#### Task description
The exercise asks for every line of the data to be reproduced exactly.
[Start of Provided records]
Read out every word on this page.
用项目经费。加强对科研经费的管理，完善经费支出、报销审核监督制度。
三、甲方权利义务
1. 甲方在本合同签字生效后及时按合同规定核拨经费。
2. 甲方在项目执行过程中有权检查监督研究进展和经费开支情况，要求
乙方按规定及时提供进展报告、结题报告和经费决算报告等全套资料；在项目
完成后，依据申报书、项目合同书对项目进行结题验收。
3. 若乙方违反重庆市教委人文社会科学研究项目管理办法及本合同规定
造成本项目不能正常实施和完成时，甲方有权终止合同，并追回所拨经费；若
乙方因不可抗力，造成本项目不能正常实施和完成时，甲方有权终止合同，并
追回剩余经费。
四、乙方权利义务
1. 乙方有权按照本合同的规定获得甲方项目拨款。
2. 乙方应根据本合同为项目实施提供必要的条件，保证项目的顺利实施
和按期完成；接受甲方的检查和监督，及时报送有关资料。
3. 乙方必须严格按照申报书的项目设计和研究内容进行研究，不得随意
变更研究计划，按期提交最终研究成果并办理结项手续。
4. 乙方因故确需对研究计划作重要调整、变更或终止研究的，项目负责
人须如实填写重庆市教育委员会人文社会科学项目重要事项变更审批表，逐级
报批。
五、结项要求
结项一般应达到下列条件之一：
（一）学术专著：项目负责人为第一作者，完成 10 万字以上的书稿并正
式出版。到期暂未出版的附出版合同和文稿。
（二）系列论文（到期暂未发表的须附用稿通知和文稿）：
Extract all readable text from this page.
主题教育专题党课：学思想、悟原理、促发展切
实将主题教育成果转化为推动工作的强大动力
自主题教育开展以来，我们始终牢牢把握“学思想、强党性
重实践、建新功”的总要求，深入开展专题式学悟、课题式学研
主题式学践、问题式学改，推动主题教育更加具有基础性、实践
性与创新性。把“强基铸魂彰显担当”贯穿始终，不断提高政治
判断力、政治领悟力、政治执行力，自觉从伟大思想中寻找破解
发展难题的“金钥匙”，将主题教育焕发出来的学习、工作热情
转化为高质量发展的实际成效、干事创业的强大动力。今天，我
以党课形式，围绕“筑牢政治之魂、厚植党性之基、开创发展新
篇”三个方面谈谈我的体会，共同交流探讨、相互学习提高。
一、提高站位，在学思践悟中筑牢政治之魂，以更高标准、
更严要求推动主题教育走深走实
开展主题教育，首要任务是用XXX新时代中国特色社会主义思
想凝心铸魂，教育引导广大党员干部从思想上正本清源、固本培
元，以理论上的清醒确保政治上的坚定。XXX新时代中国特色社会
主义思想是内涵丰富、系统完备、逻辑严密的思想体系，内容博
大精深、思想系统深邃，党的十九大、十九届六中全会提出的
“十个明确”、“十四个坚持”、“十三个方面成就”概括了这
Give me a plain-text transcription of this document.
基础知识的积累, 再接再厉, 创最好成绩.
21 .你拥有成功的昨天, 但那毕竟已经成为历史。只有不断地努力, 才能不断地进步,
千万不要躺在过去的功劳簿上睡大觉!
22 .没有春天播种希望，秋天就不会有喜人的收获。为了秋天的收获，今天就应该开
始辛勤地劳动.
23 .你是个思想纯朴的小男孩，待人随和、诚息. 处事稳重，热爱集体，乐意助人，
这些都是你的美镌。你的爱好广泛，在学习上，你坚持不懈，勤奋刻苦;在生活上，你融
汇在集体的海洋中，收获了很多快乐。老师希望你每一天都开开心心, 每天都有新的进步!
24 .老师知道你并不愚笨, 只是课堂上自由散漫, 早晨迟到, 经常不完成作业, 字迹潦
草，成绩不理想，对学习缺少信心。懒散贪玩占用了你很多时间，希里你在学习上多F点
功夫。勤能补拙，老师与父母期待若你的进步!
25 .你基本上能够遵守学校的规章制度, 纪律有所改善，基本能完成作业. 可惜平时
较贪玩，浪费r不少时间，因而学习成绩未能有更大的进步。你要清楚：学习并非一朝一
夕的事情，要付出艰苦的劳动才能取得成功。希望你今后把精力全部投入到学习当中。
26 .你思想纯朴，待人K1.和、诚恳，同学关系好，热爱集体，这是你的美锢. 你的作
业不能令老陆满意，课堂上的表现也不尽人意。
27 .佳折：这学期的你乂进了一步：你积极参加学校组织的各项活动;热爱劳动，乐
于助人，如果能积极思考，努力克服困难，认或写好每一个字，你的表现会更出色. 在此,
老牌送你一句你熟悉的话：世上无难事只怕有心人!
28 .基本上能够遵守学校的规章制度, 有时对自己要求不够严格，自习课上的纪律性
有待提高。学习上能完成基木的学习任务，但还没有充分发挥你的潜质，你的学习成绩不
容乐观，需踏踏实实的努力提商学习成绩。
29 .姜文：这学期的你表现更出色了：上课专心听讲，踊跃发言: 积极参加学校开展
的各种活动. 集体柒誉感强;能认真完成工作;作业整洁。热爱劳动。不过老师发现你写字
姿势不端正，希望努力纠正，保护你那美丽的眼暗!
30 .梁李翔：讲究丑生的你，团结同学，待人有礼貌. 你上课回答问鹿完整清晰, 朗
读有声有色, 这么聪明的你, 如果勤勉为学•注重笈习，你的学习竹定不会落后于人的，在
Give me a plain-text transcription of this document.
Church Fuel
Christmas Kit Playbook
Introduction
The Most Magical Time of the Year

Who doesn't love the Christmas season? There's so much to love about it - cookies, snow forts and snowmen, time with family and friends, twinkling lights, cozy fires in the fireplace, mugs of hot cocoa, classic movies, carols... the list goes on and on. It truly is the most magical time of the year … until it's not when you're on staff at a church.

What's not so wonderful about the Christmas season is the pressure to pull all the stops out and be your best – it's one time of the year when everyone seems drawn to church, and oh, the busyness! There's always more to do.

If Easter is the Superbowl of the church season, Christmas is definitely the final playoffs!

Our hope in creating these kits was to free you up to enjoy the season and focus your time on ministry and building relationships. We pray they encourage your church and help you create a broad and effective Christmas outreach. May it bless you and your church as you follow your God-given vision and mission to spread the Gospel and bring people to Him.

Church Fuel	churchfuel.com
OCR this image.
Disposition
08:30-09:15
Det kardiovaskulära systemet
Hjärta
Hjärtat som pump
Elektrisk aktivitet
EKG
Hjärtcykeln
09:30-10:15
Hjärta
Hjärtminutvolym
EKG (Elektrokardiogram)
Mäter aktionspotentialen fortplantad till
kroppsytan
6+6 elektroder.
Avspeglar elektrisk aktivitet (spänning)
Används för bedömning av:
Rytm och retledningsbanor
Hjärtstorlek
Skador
[End of Provided records]
#### Reply to the exercise
Read out every word on this page.
用项目经费。加强对科研经费的管理，完善经费支出、报销审核监督制度。
三、甲方权利义务
1. 甲方在本合同签字生效后及时按合同规定核拨经费。
2. 甲方在项目执行过程中有权检查监督研究进展和经费开支情况，要求
乙方按规定及时提供进展报告、结题报告和经费决算报告等全套资料；在项目
完成后，依据申报书、项目合同书对项目进行结题验收。
3. 若乙方违反重庆市教委人文社会科学研究项目管理办法及本合同规定
造成本项目不能正常实施和完成时，甲方有权终止合同，并追回所拨经费；若
乙方因不可抗力，造成本项目不能正常实施和完成时，甲方有权终止合同，并
追回剩余经费。
四、乙方权利义务
1. 乙方有权按照本合同的规定获得甲方项目拨款。
2. 乙方应根据本合同为项目实施提供必要的条件，保证项目的顺利实施
和按期完成；接受甲方的检查和监督，及时报送有关资料。
3. 乙方必须严格按照申报书的项目设计和研究内容进行研究，不得随意
变更研究计划，按期提交最终研究成果并办理结项手续。
4. 乙方因故确需对研究计划作重要调整、变更或终止研究的，项目负责
人须如实填写重庆市教育委员会人文社会科学项目重要事项变更审批表，逐级
报批。
五、结项要求
结项一般应达到下列条件之一：
（一）学术专著：项目负责人为第一作者，完成 10 万字以上的书稿并正
式出版。到期暂未出版的附出版合同和文稿。
（二）系列论文（到期暂未发表的须附用稿通知和文稿）：
Extract all readable text from this page.
主题教育专题党课：学思想、悟原理、促发展切
实将主题教育成果转化为推动工作的强大动力
自主题教育开展以来，我们始终牢牢把握“学思想、强党性
重实践、建新功”的总要求，深入开展专题式学悟、课题式学研
主题式学践、问题式学改，推动主题教育更加具有基础性、实践
性与创新性。把“强基铸魂彰显担当”贯穿始终，不断提高政治
判断力、政治领悟力、政治执行力，自觉从伟大思想中寻找破解
发展难题的“金钥匙”，将主题教育焕发出来的学习、工作热情
转化为高质量发展的实际成效、干事创业的强大动力。今天，我
以党课形式，围绕“筑牢政治之魂、厚植党性之基、开创发展新
篇”三个方面谈谈我的体会，共同交流探讨、相互学习提高。
一、提高站位，在学思践悟中筑牢政治之魂，以更高标准、
更严要求推动主题教育走深走实
开展主题教育，首要任务是用XXX新时代中国特色社会主义思
想凝心铸魂，教育引导广大党员干部从思想上正本清源、固本培
元，以理论上的清醒确保政治上的坚定。XXX新时代中国特色社会
主义思想是内涵丰富、系统完备、逻辑严密的思想体系，内容博
大精深、思想系统深邃，党的十九大、十九届六中全会提出的
“十个明确”、“十四个坚持”、“十三个方面成就”概括了这
Give me a plain-text transcription of this document.
基础知识的积累, 再接再厉, 创最好成绩.
21 .你拥有成功的昨天, 但那毕竟已经成为历史。只有不断地努力, 才能不断地进步,
千万不要躺在过去的功劳簿上睡大觉!
22 .没有春天播种希望，秋天就不会有喜人的收获。为了秋天的收获，今天就应该开
始辛勤地劳动.
23 .你是个思想纯朴的小男孩，待人随和、诚息. 处事稳重，热爱集体，乐意助人，
这些都是你的美镌。你的爱好广泛，在学习上，你坚持不懈，勤奋刻苦;在生活上，你融
汇在集体的海洋中，收获了很多快乐。老师希望你每一天都开开心心, 每天都有新的进步!
24 .老师知道你并不愚笨, 只是课堂上自由散漫, 早晨迟到, 经常不完成作业, 字迹潦
草，成绩不理想，对学习缺少信心。懒散贪玩占用了你很多时间，希里你在学习上多F点
功夫。勤能补拙，老师与父母期待若你的进步!
25 .你基本上能够遵守学校的规章制度, 纪律有所改善，基本能完成作业. 可惜平时
较贪玩，浪费r不少时间，因而学习成绩未能有更大的进步。你要清楚：学习并非一朝一
夕的事情，要付出艰苦的劳动才能取得成功。希望你今后把精力全部投入到学习当中。
26 .你思想纯朴，待人K1.和、诚恳，同学关系好，热爱集体，这是你的美锢. 你的作
业不能令老陆满意，课堂上的表现也不尽人意。
27 .佳折：这学期的你乂进了一步：你积极参加学校组织的各项活动;热爱劳动，乐
于助人，如果能积极思考，努力克服困难，认或写好每一个字，你的表现会更出色. 在此,
老牌送你一句你熟悉的话：世上无难事只怕有心人!
28 .基本上能够遵守学校的规章制度, 有时对自己要求不够严格，自习课上的纪律性
有待提高。学习上能完成基木的学习任务，但还没有充分发挥你的潜质，你的学习成绩不
容乐观，需踏踏实实的努力提商学习成绩。
29 .姜文：这学期的你表现更出色了：上课专心听讲，踊跃发言: 积极参加学校开展
的各种活动. 集体柒誉感强;能认真完成工作;作业整洁。热爱劳动。不过老师发现你写字
姿势不端正，希望努力纠正，保护你那美丽的眼暗!
30 .梁李翔：讲究丑生的你，团结同学，待人有礼貌. 你上课回答问鹿完整清晰, 朗
读有声有色, 这么聪明的你, 如果勤勉为学•注重笈习，你的学习竹定不会落后于人的，在
Give me a plain-text transcription of this document.
Church Fuel
Christmas Kit Playbook
Introduction
The Most Magical Time of the Year

Who doesn't love the Christmas season? There's so much to love about it - cookies, snow forts and snowmen, time with family and friends, twinkling lights, cozy fires in the fireplace, mugs of hot cocoa, classic movies, carols... the list goes on and on. It truly is the most magical time of the year … until it's not when you're on staff at a church.

What's not so wonderful about the Christmas season is the pressure to pull all the stops out and be your best – it's one time of the year when everyone seems drawn to church, and oh, the busyness! There's always more to do.

If Easter is the Superbowl of the church season, Christmas is definitely the final playoffs!

Our hope in creating these kits was to free you up to enjoy the season and focus your time on ministry and building relationships. We pray they encourage your church and help you create a broad and effective Christmas outreach. May it bless you and your church as you follow your God-given vision and mission to spread the Gospel and bring people to Him.

Church Fuel	churchfuel.com
OCR this image.
Disposition
08:30-09:15
Det kardiovaskulära systemet
Hjärta
Hjärtat som pump
Elektrisk aktivitet
EKG
Hjärtcykeln
09:30-10:15
Hjärta
Hjärtminutvolym
EKG (Elektrokardiogram)
Mäter aktionspotentialen fortplantad till
kroppsytan
6+6 elektroder.
Avspeglar elektrisk aktivitet (spänning)
Används för bedömning av:
Rytm och retledningsbanor
Hjärtstorlek
Skador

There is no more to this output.